* _EXERCISE DIRECTIONS_
Reproduce the lines of the material exactly, excluding every image.

* _Entries from a dataset_

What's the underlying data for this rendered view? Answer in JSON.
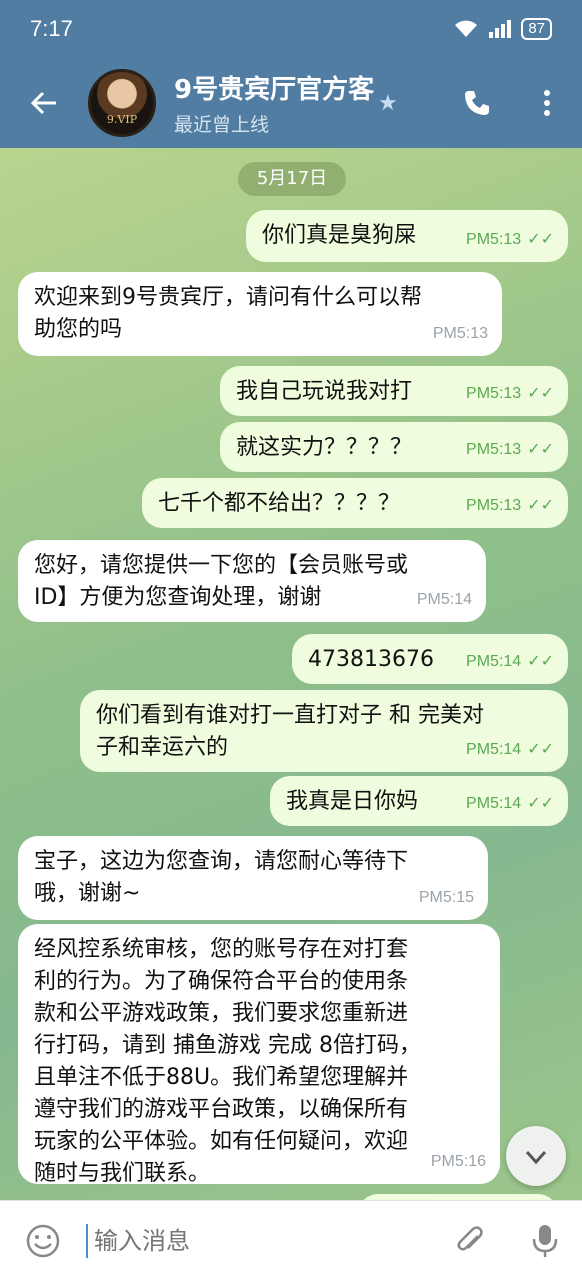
{
  "status": {
    "time": "7:17",
    "battery": "87"
  },
  "header": {
    "title": "9号贵宾厅官方客",
    "subtitle": "最近曾上线",
    "avatar_text": "9.VIP"
  },
  "chat": {
    "date": "5月17日",
    "messages": [
      {
        "dir": "out",
        "text": "你们真是臭狗屎",
        "time": "PM5:13"
      },
      {
        "dir": "in",
        "text": "欢迎来到9号贵宾厅，请问有什么可以帮\n助您的吗",
        "time": "PM5:13"
      },
      {
        "dir": "out",
        "text": "我自己玩说我对打",
        "time": "PM5:13"
      },
      {
        "dir": "out",
        "text": "就这实力？？？？",
        "time": "PM5:13"
      },
      {
        "dir": "out",
        "text": "七千个都不给出？？？？",
        "time": "PM5:13"
      },
      {
        "dir": "in",
        "text": "您好，请您提供一下您的【会员账号或\nID】方便为您查询处理，谢谢",
        "time": "PM5:14"
      },
      {
        "dir": "out",
        "text": "473813676",
        "time": "PM5:14"
      },
      {
        "dir": "out",
        "text": "你们看到有谁对打一直打对子 和 完美对\n子和幸运六的",
        "time": "PM5:14"
      },
      {
        "dir": "out",
        "text": "我真是日你妈",
        "time": "PM5:14"
      },
      {
        "dir": "in",
        "text": "宝子，这边为您查询，请您耐心等待下\n哦，谢谢~",
        "time": "PM5:15"
      },
      {
        "dir": "in",
        "text": "经风控系统审核，您的账号存在对打套\n利的行为。为了确保符合平台的使用条\n款和公平游戏政策，我们要求您重新进\n行打码，请到 捕鱼游戏 完成 8倍打码，\n且单注不低于88U。我们希望您理解并\n遵守我们的游戏平台政策，以确保所有\n玩家的公平体验。如有任何疑问，欢迎\n随时与我们联系。",
        "time": "PM5:16"
      }
    ]
  },
  "input": {
    "placeholder": "输入消息"
  },
  "colors": {
    "header": "#517da2",
    "outgoing": "#effdde",
    "incoming": "#ffffff",
    "check": "#5ca853"
  }
}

* _RESULT FOR THIS EXERCISE_
What's the underlying data for this rendered view? Answer in JSON.
{
  "status": {
    "time": "7:17",
    "battery": "87"
  },
  "header": {
    "title": "9号贵宾厅官方客",
    "subtitle": "最近曾上线",
    "avatar_text": "9.VIP"
  },
  "chat": {
    "date": "5月17日",
    "messages": [
      {
        "dir": "out",
        "text": "你们真是臭狗屎",
        "time": "PM5:13"
      },
      {
        "dir": "in",
        "text": "欢迎来到9号贵宾厅，请问有什么可以帮\n助您的吗",
        "time": "PM5:13"
      },
      {
        "dir": "out",
        "text": "我自己玩说我对打",
        "time": "PM5:13"
      },
      {
        "dir": "out",
        "text": "就这实力？？？？",
        "time": "PM5:13"
      },
      {
        "dir": "out",
        "text": "七千个都不给出？？？？",
        "time": "PM5:13"
      },
      {
        "dir": "in",
        "text": "您好，请您提供一下您的【会员账号或\nID】方便为您查询处理，谢谢",
        "time": "PM5:14"
      },
      {
        "dir": "out",
        "text": "473813676",
        "time": "PM5:14"
      },
      {
        "dir": "out",
        "text": "你们看到有谁对打一直打对子 和 完美对\n子和幸运六的",
        "time": "PM5:14"
      },
      {
        "dir": "out",
        "text": "我真是日你妈",
        "time": "PM5:14"
      },
      {
        "dir": "in",
        "text": "宝子，这边为您查询，请您耐心等待下\n哦，谢谢~",
        "time": "PM5:15"
      },
      {
        "dir": "in",
        "text": "经风控系统审核，您的账号存在对打套\n利的行为。为了确保符合平台的使用条\n款和公平游戏政策，我们要求您重新进\n行打码，请到 捕鱼游戏 完成 8倍打码，\n且单注不低于88U。我们希望您理解并\n遵守我们的游戏平台政策，以确保所有\n玩家的公平体验。如有任何疑问，欢迎\n随时与我们联系。",
        "time": "PM5:16"
      }
    ]
  },
  "input": {
    "placeholder": "输入消息"
  },
  "colors": {
    "header": "#517da2",
    "outgoing": "#effdde",
    "incoming": "#ffffff",
    "check": "#5ca853"
  }
}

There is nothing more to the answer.